== Data section ==

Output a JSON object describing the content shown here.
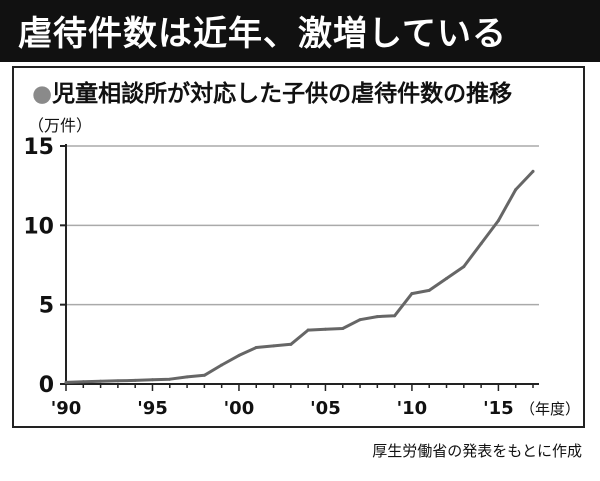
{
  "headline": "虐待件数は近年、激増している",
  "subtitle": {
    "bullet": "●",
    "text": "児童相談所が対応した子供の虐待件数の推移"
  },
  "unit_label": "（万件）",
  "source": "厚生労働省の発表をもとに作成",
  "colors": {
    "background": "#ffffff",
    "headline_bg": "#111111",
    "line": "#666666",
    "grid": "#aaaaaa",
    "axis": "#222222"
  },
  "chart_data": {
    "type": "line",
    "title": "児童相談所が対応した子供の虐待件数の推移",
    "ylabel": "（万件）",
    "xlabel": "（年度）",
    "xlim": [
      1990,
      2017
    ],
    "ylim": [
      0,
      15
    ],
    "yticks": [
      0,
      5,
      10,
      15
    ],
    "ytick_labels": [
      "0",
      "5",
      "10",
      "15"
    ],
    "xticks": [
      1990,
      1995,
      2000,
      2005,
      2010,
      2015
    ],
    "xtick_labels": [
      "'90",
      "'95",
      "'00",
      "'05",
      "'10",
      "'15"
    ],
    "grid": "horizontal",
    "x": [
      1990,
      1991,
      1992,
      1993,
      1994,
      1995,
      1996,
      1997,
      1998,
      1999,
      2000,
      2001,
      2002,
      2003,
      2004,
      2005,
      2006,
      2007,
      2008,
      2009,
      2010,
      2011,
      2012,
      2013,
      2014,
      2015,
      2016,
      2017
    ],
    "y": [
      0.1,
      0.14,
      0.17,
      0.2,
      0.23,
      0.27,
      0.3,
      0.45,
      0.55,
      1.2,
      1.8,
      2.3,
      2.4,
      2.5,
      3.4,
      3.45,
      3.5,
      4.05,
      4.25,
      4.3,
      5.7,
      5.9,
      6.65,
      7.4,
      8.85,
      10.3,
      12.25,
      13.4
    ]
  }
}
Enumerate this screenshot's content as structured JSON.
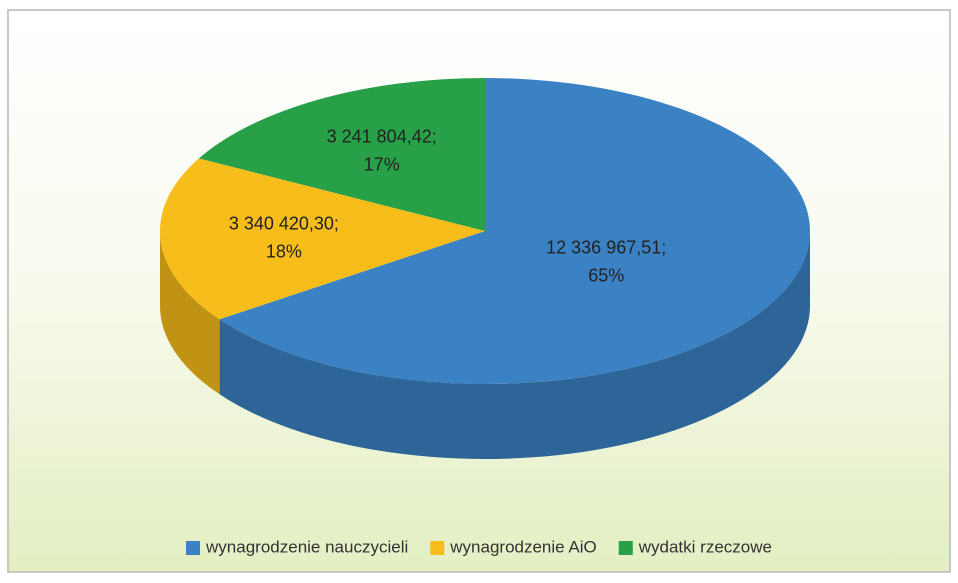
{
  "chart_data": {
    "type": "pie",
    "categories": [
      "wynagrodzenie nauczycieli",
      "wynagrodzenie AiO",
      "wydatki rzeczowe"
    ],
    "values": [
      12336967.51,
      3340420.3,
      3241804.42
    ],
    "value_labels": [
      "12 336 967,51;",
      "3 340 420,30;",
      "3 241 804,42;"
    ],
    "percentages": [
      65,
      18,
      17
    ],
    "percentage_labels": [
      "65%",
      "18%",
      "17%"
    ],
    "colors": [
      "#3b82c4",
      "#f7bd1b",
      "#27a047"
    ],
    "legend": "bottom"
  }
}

* * *

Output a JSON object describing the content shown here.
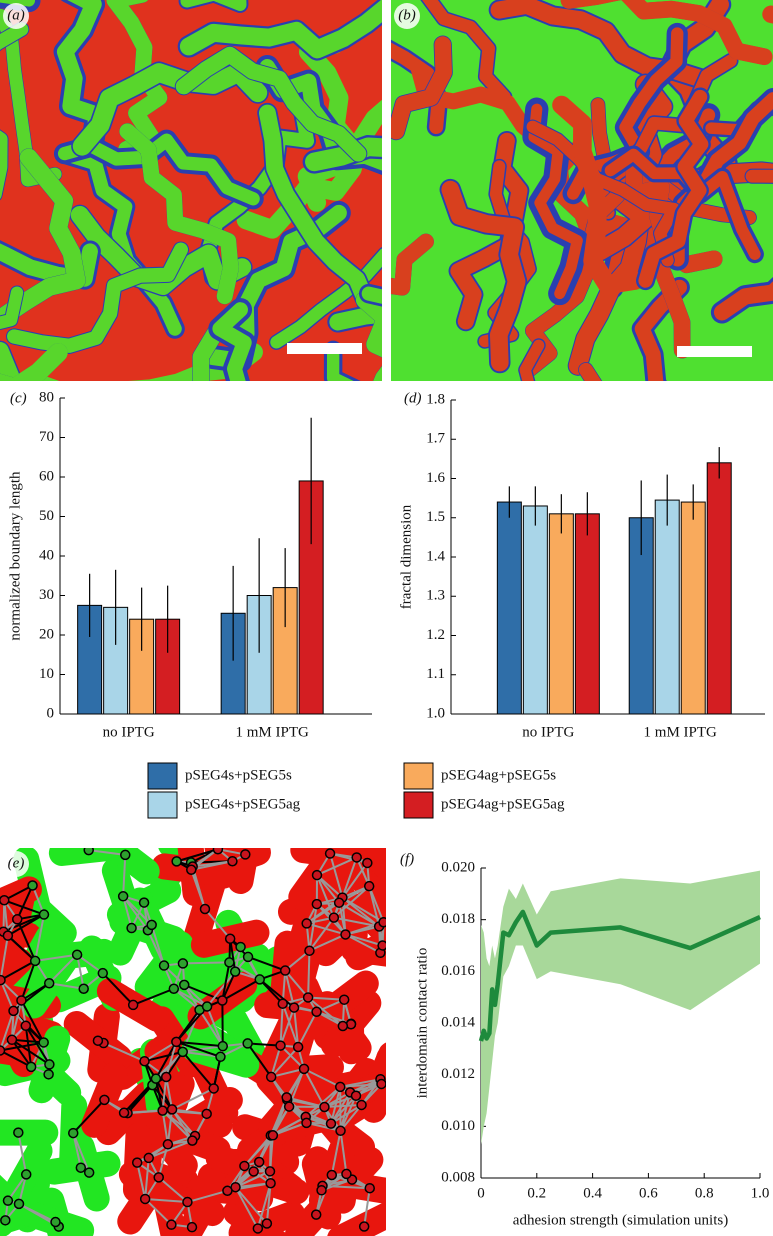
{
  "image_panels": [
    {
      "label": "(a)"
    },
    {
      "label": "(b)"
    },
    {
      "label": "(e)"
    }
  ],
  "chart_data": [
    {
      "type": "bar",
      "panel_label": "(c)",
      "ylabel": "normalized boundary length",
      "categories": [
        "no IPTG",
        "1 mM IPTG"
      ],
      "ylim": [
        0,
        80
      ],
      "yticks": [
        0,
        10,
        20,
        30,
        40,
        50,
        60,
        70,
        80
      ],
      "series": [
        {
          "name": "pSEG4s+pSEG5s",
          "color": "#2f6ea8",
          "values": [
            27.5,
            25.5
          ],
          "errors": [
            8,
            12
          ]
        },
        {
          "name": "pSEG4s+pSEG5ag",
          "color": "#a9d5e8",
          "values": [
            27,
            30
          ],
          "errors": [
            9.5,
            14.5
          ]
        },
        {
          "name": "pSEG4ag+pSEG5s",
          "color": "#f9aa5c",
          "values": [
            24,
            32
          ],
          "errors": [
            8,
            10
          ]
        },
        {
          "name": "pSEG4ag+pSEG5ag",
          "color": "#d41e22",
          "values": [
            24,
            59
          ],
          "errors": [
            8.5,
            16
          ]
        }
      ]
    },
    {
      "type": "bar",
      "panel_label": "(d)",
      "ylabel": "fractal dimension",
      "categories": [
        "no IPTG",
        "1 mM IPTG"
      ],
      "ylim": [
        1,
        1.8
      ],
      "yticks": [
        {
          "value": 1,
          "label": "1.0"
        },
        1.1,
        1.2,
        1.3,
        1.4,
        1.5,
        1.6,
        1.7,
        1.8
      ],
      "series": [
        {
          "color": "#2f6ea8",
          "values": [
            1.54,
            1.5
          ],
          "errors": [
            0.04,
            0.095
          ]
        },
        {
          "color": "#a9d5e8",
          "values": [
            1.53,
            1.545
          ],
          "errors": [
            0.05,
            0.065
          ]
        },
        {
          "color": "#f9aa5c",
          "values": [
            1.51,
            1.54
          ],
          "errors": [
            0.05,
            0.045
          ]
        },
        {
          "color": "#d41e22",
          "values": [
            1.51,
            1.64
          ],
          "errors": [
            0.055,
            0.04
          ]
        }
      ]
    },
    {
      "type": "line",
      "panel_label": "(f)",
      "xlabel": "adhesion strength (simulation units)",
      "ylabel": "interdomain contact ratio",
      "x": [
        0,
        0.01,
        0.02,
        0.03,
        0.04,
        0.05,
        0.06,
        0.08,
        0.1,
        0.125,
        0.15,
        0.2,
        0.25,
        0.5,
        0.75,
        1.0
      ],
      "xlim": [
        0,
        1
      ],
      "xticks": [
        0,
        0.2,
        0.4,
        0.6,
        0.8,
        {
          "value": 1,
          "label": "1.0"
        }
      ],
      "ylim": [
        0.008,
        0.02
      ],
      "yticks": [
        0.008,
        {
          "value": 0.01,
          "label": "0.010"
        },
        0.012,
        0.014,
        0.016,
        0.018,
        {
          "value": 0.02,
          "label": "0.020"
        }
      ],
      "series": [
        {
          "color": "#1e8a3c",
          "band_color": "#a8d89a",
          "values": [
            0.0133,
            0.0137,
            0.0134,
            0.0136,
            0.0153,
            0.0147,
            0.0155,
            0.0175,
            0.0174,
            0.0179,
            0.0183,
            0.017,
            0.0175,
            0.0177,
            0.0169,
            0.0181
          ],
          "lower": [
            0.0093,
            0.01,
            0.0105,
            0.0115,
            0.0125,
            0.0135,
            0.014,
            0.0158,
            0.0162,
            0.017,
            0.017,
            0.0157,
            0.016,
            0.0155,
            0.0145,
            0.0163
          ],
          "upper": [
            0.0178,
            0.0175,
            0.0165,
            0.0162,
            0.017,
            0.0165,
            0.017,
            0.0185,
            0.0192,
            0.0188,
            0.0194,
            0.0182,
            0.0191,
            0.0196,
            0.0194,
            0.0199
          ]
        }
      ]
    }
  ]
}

---

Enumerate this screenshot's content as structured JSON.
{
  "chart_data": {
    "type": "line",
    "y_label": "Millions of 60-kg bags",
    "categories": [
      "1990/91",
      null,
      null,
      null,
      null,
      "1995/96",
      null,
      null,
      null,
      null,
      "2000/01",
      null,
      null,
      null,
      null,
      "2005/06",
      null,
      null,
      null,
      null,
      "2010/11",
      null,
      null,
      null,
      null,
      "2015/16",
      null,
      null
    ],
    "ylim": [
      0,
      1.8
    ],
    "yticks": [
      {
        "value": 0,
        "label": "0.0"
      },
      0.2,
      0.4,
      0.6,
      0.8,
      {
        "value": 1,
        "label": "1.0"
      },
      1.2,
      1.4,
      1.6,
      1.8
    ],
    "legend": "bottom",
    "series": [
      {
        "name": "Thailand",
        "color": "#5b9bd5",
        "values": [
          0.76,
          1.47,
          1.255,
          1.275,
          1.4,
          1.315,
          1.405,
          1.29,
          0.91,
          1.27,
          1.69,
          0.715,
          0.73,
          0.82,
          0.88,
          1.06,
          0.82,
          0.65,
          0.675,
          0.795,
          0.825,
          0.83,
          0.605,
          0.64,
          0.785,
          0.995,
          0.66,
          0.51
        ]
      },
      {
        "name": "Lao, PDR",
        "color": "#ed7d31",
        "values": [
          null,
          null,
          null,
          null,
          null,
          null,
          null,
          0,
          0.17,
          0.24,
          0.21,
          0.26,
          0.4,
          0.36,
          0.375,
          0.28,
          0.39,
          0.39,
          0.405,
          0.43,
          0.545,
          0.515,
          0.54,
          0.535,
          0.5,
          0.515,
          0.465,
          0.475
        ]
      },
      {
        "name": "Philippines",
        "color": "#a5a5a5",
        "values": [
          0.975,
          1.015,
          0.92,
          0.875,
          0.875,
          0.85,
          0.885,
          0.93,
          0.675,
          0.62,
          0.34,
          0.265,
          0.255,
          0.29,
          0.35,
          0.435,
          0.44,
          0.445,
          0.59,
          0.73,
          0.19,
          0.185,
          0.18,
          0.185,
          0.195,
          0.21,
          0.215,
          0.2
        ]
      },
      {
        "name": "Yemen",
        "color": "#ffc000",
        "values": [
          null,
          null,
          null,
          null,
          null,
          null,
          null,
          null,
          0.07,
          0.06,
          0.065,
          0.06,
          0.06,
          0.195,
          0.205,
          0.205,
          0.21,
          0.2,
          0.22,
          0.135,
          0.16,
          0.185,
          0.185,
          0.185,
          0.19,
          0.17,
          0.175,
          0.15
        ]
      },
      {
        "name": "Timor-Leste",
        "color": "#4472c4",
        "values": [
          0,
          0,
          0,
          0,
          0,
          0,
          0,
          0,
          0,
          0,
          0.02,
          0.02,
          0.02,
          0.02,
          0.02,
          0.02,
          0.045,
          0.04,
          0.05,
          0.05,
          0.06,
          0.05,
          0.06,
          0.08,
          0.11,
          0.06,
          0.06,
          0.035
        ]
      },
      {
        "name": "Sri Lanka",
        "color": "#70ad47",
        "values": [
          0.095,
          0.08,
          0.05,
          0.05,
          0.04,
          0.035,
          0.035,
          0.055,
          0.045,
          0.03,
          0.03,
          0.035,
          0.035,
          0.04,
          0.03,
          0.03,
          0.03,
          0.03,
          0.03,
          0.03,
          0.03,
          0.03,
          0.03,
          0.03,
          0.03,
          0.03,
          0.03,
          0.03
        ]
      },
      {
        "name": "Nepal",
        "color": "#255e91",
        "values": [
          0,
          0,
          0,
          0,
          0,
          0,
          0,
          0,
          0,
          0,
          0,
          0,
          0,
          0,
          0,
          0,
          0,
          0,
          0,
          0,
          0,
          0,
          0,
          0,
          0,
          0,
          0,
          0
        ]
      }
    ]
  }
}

== Given exercise ==
Look through the records and gather every line containing "wynagrodzenie".

== Worked solution ==
      "wynagrodzenie nauczycieli",
      "wynagrodzenie AiO",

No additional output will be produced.